◆ EXTRACTED MATERIAL:

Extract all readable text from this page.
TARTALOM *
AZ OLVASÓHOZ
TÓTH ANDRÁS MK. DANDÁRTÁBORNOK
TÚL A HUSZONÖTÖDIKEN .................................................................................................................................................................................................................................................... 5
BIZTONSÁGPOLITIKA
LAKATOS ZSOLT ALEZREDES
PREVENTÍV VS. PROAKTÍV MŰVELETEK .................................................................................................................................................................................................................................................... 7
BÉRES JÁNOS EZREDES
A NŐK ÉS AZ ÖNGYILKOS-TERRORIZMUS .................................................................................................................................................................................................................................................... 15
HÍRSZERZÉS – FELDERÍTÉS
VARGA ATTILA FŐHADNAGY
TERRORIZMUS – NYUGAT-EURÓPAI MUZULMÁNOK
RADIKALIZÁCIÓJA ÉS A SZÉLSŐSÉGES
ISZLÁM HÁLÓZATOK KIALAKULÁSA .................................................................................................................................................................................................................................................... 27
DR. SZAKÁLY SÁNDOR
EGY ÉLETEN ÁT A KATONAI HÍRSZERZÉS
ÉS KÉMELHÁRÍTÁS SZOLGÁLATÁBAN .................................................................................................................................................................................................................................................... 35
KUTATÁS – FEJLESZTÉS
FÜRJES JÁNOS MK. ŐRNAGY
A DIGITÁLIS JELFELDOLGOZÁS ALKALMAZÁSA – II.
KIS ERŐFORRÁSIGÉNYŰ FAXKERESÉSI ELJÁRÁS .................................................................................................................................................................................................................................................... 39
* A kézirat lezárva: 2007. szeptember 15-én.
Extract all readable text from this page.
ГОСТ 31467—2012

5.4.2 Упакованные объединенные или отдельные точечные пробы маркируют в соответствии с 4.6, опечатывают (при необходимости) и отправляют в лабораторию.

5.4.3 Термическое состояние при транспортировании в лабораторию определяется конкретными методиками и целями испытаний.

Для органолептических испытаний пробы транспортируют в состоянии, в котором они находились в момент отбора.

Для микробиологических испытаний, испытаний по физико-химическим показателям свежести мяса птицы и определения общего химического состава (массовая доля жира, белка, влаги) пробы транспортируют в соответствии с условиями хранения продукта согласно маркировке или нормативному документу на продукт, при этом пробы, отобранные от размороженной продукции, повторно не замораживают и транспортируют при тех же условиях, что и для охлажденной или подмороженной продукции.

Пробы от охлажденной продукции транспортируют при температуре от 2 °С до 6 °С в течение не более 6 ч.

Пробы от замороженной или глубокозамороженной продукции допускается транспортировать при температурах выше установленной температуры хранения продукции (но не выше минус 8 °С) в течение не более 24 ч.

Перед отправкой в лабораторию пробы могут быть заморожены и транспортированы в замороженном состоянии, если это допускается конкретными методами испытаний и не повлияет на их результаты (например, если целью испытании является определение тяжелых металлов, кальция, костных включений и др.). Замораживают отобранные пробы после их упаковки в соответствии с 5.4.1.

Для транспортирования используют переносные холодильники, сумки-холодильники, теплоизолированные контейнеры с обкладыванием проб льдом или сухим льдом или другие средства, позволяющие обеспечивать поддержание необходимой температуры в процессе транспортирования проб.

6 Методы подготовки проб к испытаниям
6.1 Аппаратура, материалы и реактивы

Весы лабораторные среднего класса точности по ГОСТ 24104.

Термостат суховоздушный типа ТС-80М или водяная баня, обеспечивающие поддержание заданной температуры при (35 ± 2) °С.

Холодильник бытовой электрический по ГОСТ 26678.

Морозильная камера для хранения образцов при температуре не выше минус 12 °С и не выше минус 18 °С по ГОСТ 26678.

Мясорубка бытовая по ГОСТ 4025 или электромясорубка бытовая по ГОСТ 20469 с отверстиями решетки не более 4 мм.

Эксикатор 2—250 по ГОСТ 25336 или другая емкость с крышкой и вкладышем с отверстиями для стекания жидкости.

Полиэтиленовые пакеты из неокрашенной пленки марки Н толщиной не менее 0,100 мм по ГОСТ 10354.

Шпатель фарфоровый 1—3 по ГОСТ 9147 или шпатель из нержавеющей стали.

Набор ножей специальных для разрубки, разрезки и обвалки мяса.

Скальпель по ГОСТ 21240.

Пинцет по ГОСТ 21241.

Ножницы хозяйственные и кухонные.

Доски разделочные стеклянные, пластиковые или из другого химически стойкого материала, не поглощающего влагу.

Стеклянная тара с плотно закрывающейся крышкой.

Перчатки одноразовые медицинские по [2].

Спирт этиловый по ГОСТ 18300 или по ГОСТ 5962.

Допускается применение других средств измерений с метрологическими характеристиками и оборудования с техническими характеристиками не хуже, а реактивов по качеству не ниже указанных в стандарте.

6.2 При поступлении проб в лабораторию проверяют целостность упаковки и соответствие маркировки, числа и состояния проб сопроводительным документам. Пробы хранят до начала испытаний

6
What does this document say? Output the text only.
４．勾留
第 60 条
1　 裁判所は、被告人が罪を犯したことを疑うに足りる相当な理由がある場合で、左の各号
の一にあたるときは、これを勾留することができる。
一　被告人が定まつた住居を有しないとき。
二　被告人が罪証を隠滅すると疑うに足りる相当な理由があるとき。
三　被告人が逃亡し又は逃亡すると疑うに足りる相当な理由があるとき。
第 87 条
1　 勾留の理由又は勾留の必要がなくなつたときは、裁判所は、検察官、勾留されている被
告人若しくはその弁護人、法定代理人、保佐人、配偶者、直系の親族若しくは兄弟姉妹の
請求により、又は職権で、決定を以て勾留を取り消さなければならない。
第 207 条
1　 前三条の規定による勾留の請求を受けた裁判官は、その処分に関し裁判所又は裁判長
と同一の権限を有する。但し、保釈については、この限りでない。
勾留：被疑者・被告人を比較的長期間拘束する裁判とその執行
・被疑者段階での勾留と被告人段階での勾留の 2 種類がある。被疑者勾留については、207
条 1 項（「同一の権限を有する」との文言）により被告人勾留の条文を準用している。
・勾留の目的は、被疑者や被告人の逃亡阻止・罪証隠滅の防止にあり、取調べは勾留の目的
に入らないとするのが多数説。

◆ WRITTEN EXERCISE: Your task is to quote all of the data word for word.

◆ RIGHT ANSWER:
Extract all readable text from this page.
TARTALOM *
AZ OLVASÓHOZ
TÓTH ANDRÁS MK. DANDÁRTÁBORNOK
TÚL A HUSZONÖTÖDIKEN .................................................................................................................................................................................................................................................... 5
BIZTONSÁGPOLITIKA
LAKATOS ZSOLT ALEZREDES
PREVENTÍV VS. PROAKTÍV MŰVELETEK .................................................................................................................................................................................................................................................... 7
BÉRES JÁNOS EZREDES
A NŐK ÉS AZ ÖNGYILKOS-TERRORIZMUS .................................................................................................................................................................................................................................................... 15
HÍRSZERZÉS – FELDERÍTÉS
VARGA ATTILA FŐHADNAGY
TERRORIZMUS – NYUGAT-EURÓPAI MUZULMÁNOK
RADIKALIZÁCIÓJA ÉS A SZÉLSŐSÉGES
ISZLÁM HÁLÓZATOK KIALAKULÁSA .................................................................................................................................................................................................................................................... 27
DR. SZAKÁLY SÁNDOR
EGY ÉLETEN ÁT A KATONAI HÍRSZERZÉS
ÉS KÉMELHÁRÍTÁS SZOLGÁLATÁBAN .................................................................................................................................................................................................................................................... 35
KUTATÁS – FEJLESZTÉS
FÜRJES JÁNOS MK. ŐRNAGY
A DIGITÁLIS JELFELDOLGOZÁS ALKALMAZÁSA – II.
KIS ERŐFORRÁSIGÉNYŰ FAXKERESÉSI ELJÁRÁS .................................................................................................................................................................................................................................................... 39
* A kézirat lezárva: 2007. szeptember 15-én.
Extract all readable text from this page.
ГОСТ 31467—2012

5.4.2 Упакованные объединенные или отдельные точечные пробы маркируют в соответствии с 4.6, опечатывают (при необходимости) и отправляют в лабораторию.

5.4.3 Термическое состояние при транспортировании в лабораторию определяется конкретными методиками и целями испытаний.

Для органолептических испытаний пробы транспортируют в состоянии, в котором они находились в момент отбора.

Для микробиологических испытаний, испытаний по физико-химическим показателям свежести мяса птицы и определения общего химического состава (массовая доля жира, белка, влаги) пробы транспортируют в соответствии с условиями хранения продукта согласно маркировке или нормативному документу на продукт, при этом пробы, отобранные от размороженной продукции, повторно не замораживают и транспортируют при тех же условиях, что и для охлажденной или подмороженной продукции.

Пробы от охлажденной продукции транспортируют при температуре от 2 °С до 6 °С в течение не более 6 ч.

Пробы от замороженной или глубокозамороженной продукции допускается транспортировать при температурах выше установленной температуры хранения продукции (но не выше минус 8 °С) в течение не более 24 ч.

Перед отправкой в лабораторию пробы могут быть заморожены и транспортированы в замороженном состоянии, если это допускается конкретными методами испытаний и не повлияет на их результаты (например, если целью испытании является определение тяжелых металлов, кальция, костных включений и др.). Замораживают отобранные пробы после их упаковки в соответствии с 5.4.1.

Для транспортирования используют переносные холодильники, сумки-холодильники, теплоизолированные контейнеры с обкладыванием проб льдом или сухим льдом или другие средства, позволяющие обеспечивать поддержание необходимой температуры в процессе транспортирования проб.

6 Методы подготовки проб к испытаниям
6.1 Аппаратура, материалы и реактивы

Весы лабораторные среднего класса точности по ГОСТ 24104.

Термостат суховоздушный типа ТС-80М или водяная баня, обеспечивающие поддержание заданной температуры при (35 ± 2) °С.

Холодильник бытовой электрический по ГОСТ 26678.

Морозильная камера для хранения образцов при температуре не выше минус 12 °С и не выше минус 18 °С по ГОСТ 26678.

Мясорубка бытовая по ГОСТ 4025 или электромясорубка бытовая по ГОСТ 20469 с отверстиями решетки не более 4 мм.

Эксикатор 2—250 по ГОСТ 25336 или другая емкость с крышкой и вкладышем с отверстиями для стекания жидкости.

Полиэтиленовые пакеты из неокрашенной пленки марки Н толщиной не менее 0,100 мм по ГОСТ 10354.

Шпатель фарфоровый 1—3 по ГОСТ 9147 или шпатель из нержавеющей стали.

Набор ножей специальных для разрубки, разрезки и обвалки мяса.

Скальпель по ГОСТ 21240.

Пинцет по ГОСТ 21241.

Ножницы хозяйственные и кухонные.

Доски разделочные стеклянные, пластиковые или из другого химически стойкого материала, не поглощающего влагу.

Стеклянная тара с плотно закрывающейся крышкой.

Перчатки одноразовые медицинские по [2].

Спирт этиловый по ГОСТ 18300 или по ГОСТ 5962.

Допускается применение других средств измерений с метрологическими характеристиками и оборудования с техническими характеристиками не хуже, а реактивов по качеству не ниже указанных в стандарте.

6.2 При поступлении проб в лабораторию проверяют целостность упаковки и соответствие маркировки, числа и состояния проб сопроводительным документам. Пробы хранят до начала испытаний

6
What does this document say? Output the text only.
４．勾留
第 60 条
1　 裁判所は、被告人が罪を犯したことを疑うに足りる相当な理由がある場合で、左の各号
の一にあたるときは、これを勾留することができる。
一　被告人が定まつた住居を有しないとき。
二　被告人が罪証を隠滅すると疑うに足りる相当な理由があるとき。
三　被告人が逃亡し又は逃亡すると疑うに足りる相当な理由があるとき。
第 87 条
1　 勾留の理由又は勾留の必要がなくなつたときは、裁判所は、検察官、勾留されている被
告人若しくはその弁護人、法定代理人、保佐人、配偶者、直系の親族若しくは兄弟姉妹の
請求により、又は職権で、決定を以て勾留を取り消さなければならない。
第 207 条
1　 前三条の規定による勾留の請求を受けた裁判官は、その処分に関し裁判所又は裁判長
と同一の権限を有する。但し、保釈については、この限りでない。
勾留：被疑者・被告人を比較的長期間拘束する裁判とその執行
・被疑者段階での勾留と被告人段階での勾留の 2 種類がある。被疑者勾留については、207
条 1 項（「同一の権限を有する」との文言）により被告人勾留の条文を準用している。
・勾留の目的は、被疑者や被告人の逃亡阻止・罪証隠滅の防止にあり、取調べは勾留の目的
に入らないとするのが多数説。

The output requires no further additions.